[Written instruction] State the count of lines below in which the word "vertical" appears, and add nothing.
----- Recorded information
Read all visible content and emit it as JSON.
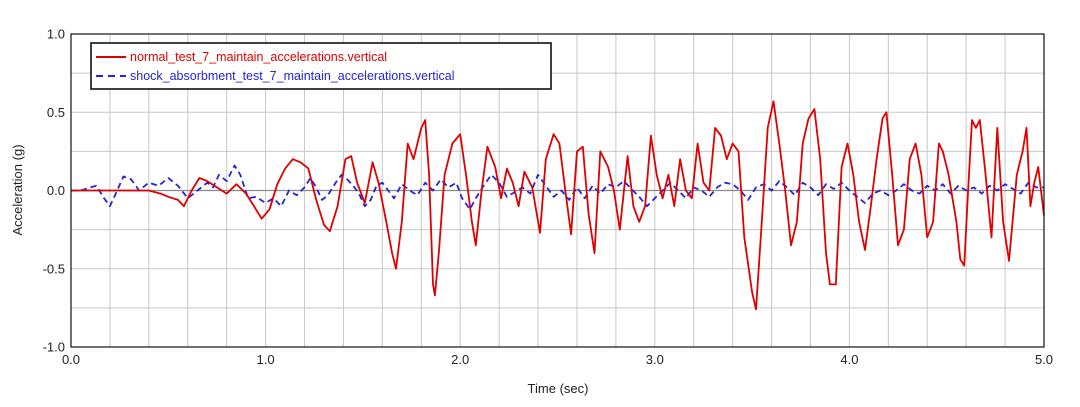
{
  "chart_data": {
    "type": "line",
    "title": "",
    "xlabel": "Time (sec)",
    "ylabel": "Acceleration (g)",
    "xlim": [
      0.0,
      5.0
    ],
    "ylim": [
      -1.0,
      1.0
    ],
    "x_ticks": [
      "0.0",
      "1.0",
      "2.0",
      "3.0",
      "4.0",
      "5.0"
    ],
    "y_ticks": [
      "-1.0",
      "-0.5",
      "0.0",
      "0.5",
      "1.0"
    ],
    "grid": true,
    "legend_position": "top-left",
    "series": [
      {
        "name": "normal_test_7_maintain_accelerations.vertical",
        "color": "#e00000",
        "style": "solid",
        "points": [
          [
            0.0,
            0.0
          ],
          [
            0.1,
            0.0
          ],
          [
            0.2,
            0.0
          ],
          [
            0.3,
            0.0
          ],
          [
            0.4,
            0.0
          ],
          [
            0.46,
            -0.02
          ],
          [
            0.5,
            -0.04
          ],
          [
            0.55,
            -0.06
          ],
          [
            0.58,
            -0.1
          ],
          [
            0.62,
            0.0
          ],
          [
            0.66,
            0.08
          ],
          [
            0.7,
            0.06
          ],
          [
            0.75,
            0.02
          ],
          [
            0.8,
            -0.02
          ],
          [
            0.85,
            0.04
          ],
          [
            0.9,
            -0.02
          ],
          [
            0.95,
            -0.12
          ],
          [
            0.98,
            -0.18
          ],
          [
            1.02,
            -0.12
          ],
          [
            1.06,
            0.04
          ],
          [
            1.1,
            0.14
          ],
          [
            1.14,
            0.2
          ],
          [
            1.18,
            0.18
          ],
          [
            1.22,
            0.14
          ],
          [
            1.26,
            -0.06
          ],
          [
            1.3,
            -0.22
          ],
          [
            1.33,
            -0.26
          ],
          [
            1.37,
            -0.1
          ],
          [
            1.41,
            0.2
          ],
          [
            1.44,
            0.22
          ],
          [
            1.47,
            0.05
          ],
          [
            1.51,
            -0.08
          ],
          [
            1.55,
            0.18
          ],
          [
            1.58,
            0.05
          ],
          [
            1.62,
            -0.2
          ],
          [
            1.65,
            -0.4
          ],
          [
            1.67,
            -0.5
          ],
          [
            1.7,
            -0.2
          ],
          [
            1.73,
            0.3
          ],
          [
            1.76,
            0.2
          ],
          [
            1.8,
            0.4
          ],
          [
            1.82,
            0.45
          ],
          [
            1.84,
            0.1
          ],
          [
            1.86,
            -0.6
          ],
          [
            1.87,
            -0.67
          ],
          [
            1.89,
            -0.4
          ],
          [
            1.92,
            0.1
          ],
          [
            1.96,
            0.3
          ],
          [
            2.0,
            0.36
          ],
          [
            2.03,
            0.1
          ],
          [
            2.06,
            -0.2
          ],
          [
            2.08,
            -0.35
          ],
          [
            2.11,
            0.0
          ],
          [
            2.14,
            0.28
          ],
          [
            2.18,
            0.15
          ],
          [
            2.21,
            -0.05
          ],
          [
            2.24,
            0.14
          ],
          [
            2.27,
            0.05
          ],
          [
            2.3,
            -0.1
          ],
          [
            2.33,
            0.12
          ],
          [
            2.37,
            0.02
          ],
          [
            2.41,
            -0.27
          ],
          [
            2.44,
            0.2
          ],
          [
            2.48,
            0.36
          ],
          [
            2.51,
            0.3
          ],
          [
            2.54,
            0.0
          ],
          [
            2.57,
            -0.28
          ],
          [
            2.6,
            0.25
          ],
          [
            2.63,
            0.28
          ],
          [
            2.66,
            -0.15
          ],
          [
            2.69,
            -0.4
          ],
          [
            2.72,
            0.25
          ],
          [
            2.76,
            0.15
          ],
          [
            2.79,
            0.0
          ],
          [
            2.82,
            -0.25
          ],
          [
            2.86,
            0.22
          ],
          [
            2.89,
            -0.1
          ],
          [
            2.92,
            -0.2
          ],
          [
            2.95,
            -0.1
          ],
          [
            2.98,
            0.35
          ],
          [
            3.01,
            0.1
          ],
          [
            3.04,
            -0.05
          ],
          [
            3.07,
            0.1
          ],
          [
            3.1,
            -0.1
          ],
          [
            3.13,
            0.2
          ],
          [
            3.16,
            0.0
          ],
          [
            3.19,
            -0.05
          ],
          [
            3.22,
            0.3
          ],
          [
            3.25,
            0.05
          ],
          [
            3.28,
            0.0
          ],
          [
            3.31,
            0.4
          ],
          [
            3.34,
            0.35
          ],
          [
            3.37,
            0.2
          ],
          [
            3.4,
            0.3
          ],
          [
            3.43,
            0.25
          ],
          [
            3.46,
            -0.3
          ],
          [
            3.5,
            -0.65
          ],
          [
            3.52,
            -0.76
          ],
          [
            3.55,
            -0.2
          ],
          [
            3.58,
            0.4
          ],
          [
            3.61,
            0.57
          ],
          [
            3.64,
            0.3
          ],
          [
            3.67,
            0.0
          ],
          [
            3.7,
            -0.35
          ],
          [
            3.73,
            -0.2
          ],
          [
            3.76,
            0.3
          ],
          [
            3.79,
            0.46
          ],
          [
            3.82,
            0.52
          ],
          [
            3.85,
            0.2
          ],
          [
            3.88,
            -0.4
          ],
          [
            3.9,
            -0.6
          ],
          [
            3.93,
            -0.6
          ],
          [
            3.96,
            0.15
          ],
          [
            3.99,
            0.3
          ],
          [
            4.02,
            0.1
          ],
          [
            4.05,
            -0.2
          ],
          [
            4.08,
            -0.38
          ],
          [
            4.11,
            -0.1
          ],
          [
            4.14,
            0.2
          ],
          [
            4.17,
            0.46
          ],
          [
            4.19,
            0.5
          ],
          [
            4.22,
            0.1
          ],
          [
            4.25,
            -0.35
          ],
          [
            4.28,
            -0.25
          ],
          [
            4.31,
            0.2
          ],
          [
            4.34,
            0.3
          ],
          [
            4.37,
            0.1
          ],
          [
            4.4,
            -0.3
          ],
          [
            4.43,
            -0.2
          ],
          [
            4.46,
            0.3
          ],
          [
            4.48,
            0.25
          ],
          [
            4.51,
            0.1
          ],
          [
            4.55,
            -0.2
          ],
          [
            4.57,
            -0.44
          ],
          [
            4.59,
            -0.48
          ],
          [
            4.61,
            0.0
          ],
          [
            4.63,
            0.45
          ],
          [
            4.65,
            0.4
          ],
          [
            4.67,
            0.45
          ],
          [
            4.7,
            0.1
          ],
          [
            4.73,
            -0.3
          ],
          [
            4.76,
            0.4
          ],
          [
            4.79,
            -0.2
          ],
          [
            4.82,
            -0.45
          ],
          [
            4.86,
            0.1
          ],
          [
            4.89,
            0.25
          ],
          [
            4.91,
            0.4
          ],
          [
            4.93,
            -0.1
          ],
          [
            4.95,
            0.05
          ],
          [
            4.97,
            0.15
          ],
          [
            5.0,
            -0.16
          ]
        ]
      },
      {
        "name": "shock_absorbment_test_7_maintain_accelerations.vertical",
        "color": "#2424d8",
        "style": "dashed",
        "points": [
          [
            0.0,
            0.0
          ],
          [
            0.05,
            0.0
          ],
          [
            0.1,
            0.02
          ],
          [
            0.13,
            0.03
          ],
          [
            0.17,
            -0.05
          ],
          [
            0.2,
            -0.1
          ],
          [
            0.23,
            -0.02
          ],
          [
            0.27,
            0.09
          ],
          [
            0.31,
            0.07
          ],
          [
            0.35,
            0.0
          ],
          [
            0.4,
            0.05
          ],
          [
            0.45,
            0.03
          ],
          [
            0.5,
            0.08
          ],
          [
            0.55,
            0.03
          ],
          [
            0.6,
            -0.05
          ],
          [
            0.65,
            0.0
          ],
          [
            0.7,
            0.05
          ],
          [
            0.73,
            0.02
          ],
          [
            0.76,
            0.1
          ],
          [
            0.8,
            0.06
          ],
          [
            0.84,
            0.16
          ],
          [
            0.87,
            0.1
          ],
          [
            0.91,
            -0.05
          ],
          [
            0.95,
            -0.04
          ],
          [
            1.0,
            -0.08
          ],
          [
            1.04,
            -0.05
          ],
          [
            1.08,
            -0.1
          ],
          [
            1.12,
            0.0
          ],
          [
            1.16,
            -0.03
          ],
          [
            1.2,
            0.02
          ],
          [
            1.23,
            0.08
          ],
          [
            1.26,
            0.02
          ],
          [
            1.29,
            -0.06
          ],
          [
            1.32,
            -0.03
          ],
          [
            1.36,
            0.05
          ],
          [
            1.39,
            0.1
          ],
          [
            1.42,
            0.07
          ],
          [
            1.45,
            0.03
          ],
          [
            1.48,
            -0.02
          ],
          [
            1.51,
            -0.1
          ],
          [
            1.54,
            -0.06
          ],
          [
            1.57,
            0.03
          ],
          [
            1.6,
            0.05
          ],
          [
            1.63,
            0.0
          ],
          [
            1.66,
            -0.05
          ],
          [
            1.7,
            0.04
          ],
          [
            1.74,
            0.0
          ],
          [
            1.78,
            -0.03
          ],
          [
            1.82,
            0.05
          ],
          [
            1.86,
            0.0
          ],
          [
            1.9,
            0.07
          ],
          [
            1.94,
            0.02
          ],
          [
            1.98,
            0.05
          ],
          [
            2.01,
            -0.05
          ],
          [
            2.05,
            -0.12
          ],
          [
            2.08,
            -0.05
          ],
          [
            2.12,
            0.03
          ],
          [
            2.16,
            0.1
          ],
          [
            2.2,
            0.05
          ],
          [
            2.24,
            -0.04
          ],
          [
            2.28,
            -0.01
          ],
          [
            2.32,
            0.02
          ],
          [
            2.36,
            -0.02
          ],
          [
            2.4,
            0.1
          ],
          [
            2.44,
            0.03
          ],
          [
            2.48,
            -0.04
          ],
          [
            2.52,
            0.0
          ],
          [
            2.56,
            -0.06
          ],
          [
            2.6,
            0.02
          ],
          [
            2.64,
            -0.05
          ],
          [
            2.68,
            0.03
          ],
          [
            2.72,
            -0.02
          ],
          [
            2.76,
            0.04
          ],
          [
            2.8,
            0.02
          ],
          [
            2.84,
            0.06
          ],
          [
            2.88,
            0.01
          ],
          [
            2.92,
            -0.04
          ],
          [
            2.96,
            -0.1
          ],
          [
            3.0,
            -0.05
          ],
          [
            3.04,
            0.0
          ],
          [
            3.08,
            0.05
          ],
          [
            3.12,
            0.0
          ],
          [
            3.16,
            -0.05
          ],
          [
            3.2,
            0.02
          ],
          [
            3.24,
            0.0
          ],
          [
            3.28,
            -0.04
          ],
          [
            3.32,
            0.02
          ],
          [
            3.36,
            0.05
          ],
          [
            3.4,
            0.04
          ],
          [
            3.44,
            0.0
          ],
          [
            3.48,
            -0.06
          ],
          [
            3.52,
            0.02
          ],
          [
            3.56,
            0.04
          ],
          [
            3.6,
            0.0
          ],
          [
            3.64,
            0.06
          ],
          [
            3.68,
            0.02
          ],
          [
            3.72,
            -0.03
          ],
          [
            3.76,
            0.05
          ],
          [
            3.8,
            0.02
          ],
          [
            3.84,
            -0.03
          ],
          [
            3.88,
            0.04
          ],
          [
            3.92,
            0.01
          ],
          [
            3.96,
            0.05
          ],
          [
            4.0,
            0.0
          ],
          [
            4.04,
            -0.04
          ],
          [
            4.08,
            -0.08
          ],
          [
            4.12,
            -0.02
          ],
          [
            4.16,
            0.0
          ],
          [
            4.2,
            -0.03
          ],
          [
            4.24,
            0.0
          ],
          [
            4.28,
            0.04
          ],
          [
            4.32,
            0.0
          ],
          [
            4.36,
            -0.02
          ],
          [
            4.4,
            0.03
          ],
          [
            4.44,
            0.0
          ],
          [
            4.48,
            0.04
          ],
          [
            4.52,
            -0.02
          ],
          [
            4.56,
            0.03
          ],
          [
            4.6,
            0.0
          ],
          [
            4.64,
            0.02
          ],
          [
            4.68,
            -0.02
          ],
          [
            4.72,
            0.03
          ],
          [
            4.76,
            0.0
          ],
          [
            4.8,
            0.04
          ],
          [
            4.84,
            0.01
          ],
          [
            4.88,
            -0.02
          ],
          [
            4.92,
            0.05
          ],
          [
            4.96,
            0.02
          ],
          [
            5.0,
            0.02
          ]
        ]
      }
    ]
  }
}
----------
[Task solution] 2